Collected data
◆ ◆ ◆ ◆
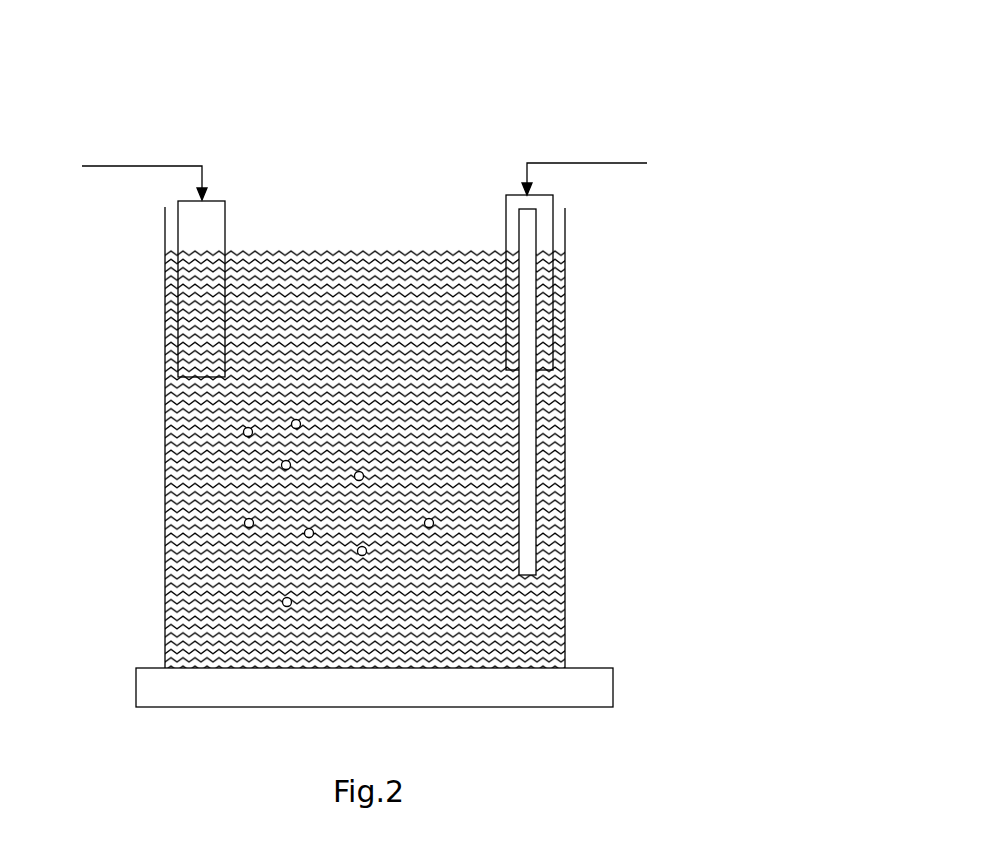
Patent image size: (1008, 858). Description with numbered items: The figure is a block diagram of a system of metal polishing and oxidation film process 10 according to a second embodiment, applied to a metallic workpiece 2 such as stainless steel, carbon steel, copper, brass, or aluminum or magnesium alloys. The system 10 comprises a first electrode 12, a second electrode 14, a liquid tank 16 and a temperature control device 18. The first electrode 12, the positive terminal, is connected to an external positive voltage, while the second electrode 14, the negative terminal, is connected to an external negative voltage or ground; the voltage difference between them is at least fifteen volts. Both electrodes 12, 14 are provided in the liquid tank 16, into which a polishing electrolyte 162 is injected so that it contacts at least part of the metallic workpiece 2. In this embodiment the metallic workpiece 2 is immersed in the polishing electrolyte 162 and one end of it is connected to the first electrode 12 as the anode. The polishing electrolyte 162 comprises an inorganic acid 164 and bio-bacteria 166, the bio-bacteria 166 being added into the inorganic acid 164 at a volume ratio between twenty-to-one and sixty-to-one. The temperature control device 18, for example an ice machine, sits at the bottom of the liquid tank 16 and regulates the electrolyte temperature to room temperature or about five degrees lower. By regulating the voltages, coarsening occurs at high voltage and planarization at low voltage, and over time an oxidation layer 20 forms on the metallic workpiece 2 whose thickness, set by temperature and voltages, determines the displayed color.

The system of metal polishing and oxidation film process 10 is at (62, 40).
The metallic workpiece 2 is at (529, 440).
The first electrode 12 is at (506, 212).
The second electrode 14 is at (225, 226).
The liquid tank 16 is at (565, 551).
The temperature control device 18 is at (593, 683).
The oxidation layer 20 is at (535, 504).
The polishing electrolyte 162 is at (300, 458).
The inorganic acid 164 is at (210, 508).
The bio-bacteria 166 is at (282, 601).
◆ ◆ ◆ ◆
Your job is to copy every entry exactly. Omit the pictures.

» EXERCISE ANSWER
Patent image size: (1008, 858). Description with numbered items: The figure is a block diagram of a system of metal polishing and oxidation film process 10 according to a second embodiment, applied to a metallic workpiece 2 such as stainless steel, carbon steel, copper, brass, or aluminum or magnesium alloys. The system 10 comprises a first electrode 12, a second electrode 14, a liquid tank 16 and a temperature control device 18. The first electrode 12, the positive terminal, is connected to an external positive voltage, while the second electrode 14, the negative terminal, is connected to an external negative voltage or ground; the voltage difference between them is at least fifteen volts. Both electrodes 12, 14 are provided in the liquid tank 16, into which a polishing electrolyte 162 is injected so that it contacts at least part of the metallic workpiece 2. In this embodiment the metallic workpiece 2 is immersed in the polishing electrolyte 162 and one end of it is connected to the first electrode 12 as the anode. The polishing electrolyte 162 comprises an inorganic acid 164 and bio-bacteria 166, the bio-bacteria 166 being added into the inorganic acid 164 at a volume ratio between twenty-to-one and sixty-to-one. The temperature control device 18, for example an ice machine, sits at the bottom of the liquid tank 16 and regulates the electrolyte temperature to room temperature or about five degrees lower. By regulating the voltages, coarsening occurs at high voltage and planarization at low voltage, and over time an oxidation layer 20 forms on the metallic workpiece 2 whose thickness, set by temperature and voltages, determines the displayed color.

The system of metal polishing and oxidation film process 10 is at (62, 40).
The metallic workpiece 2 is at (529, 440).
The first electrode 12 is at (506, 212).
The second electrode 14 is at (225, 226).
The liquid tank 16 is at (565, 551).
The temperature control device 18 is at (593, 683).
The oxidation layer 20 is at (535, 504).
The polishing electrolyte 162 is at (300, 458).
The inorganic acid 164 is at (210, 508).
The bio-bacteria 166 is at (282, 601).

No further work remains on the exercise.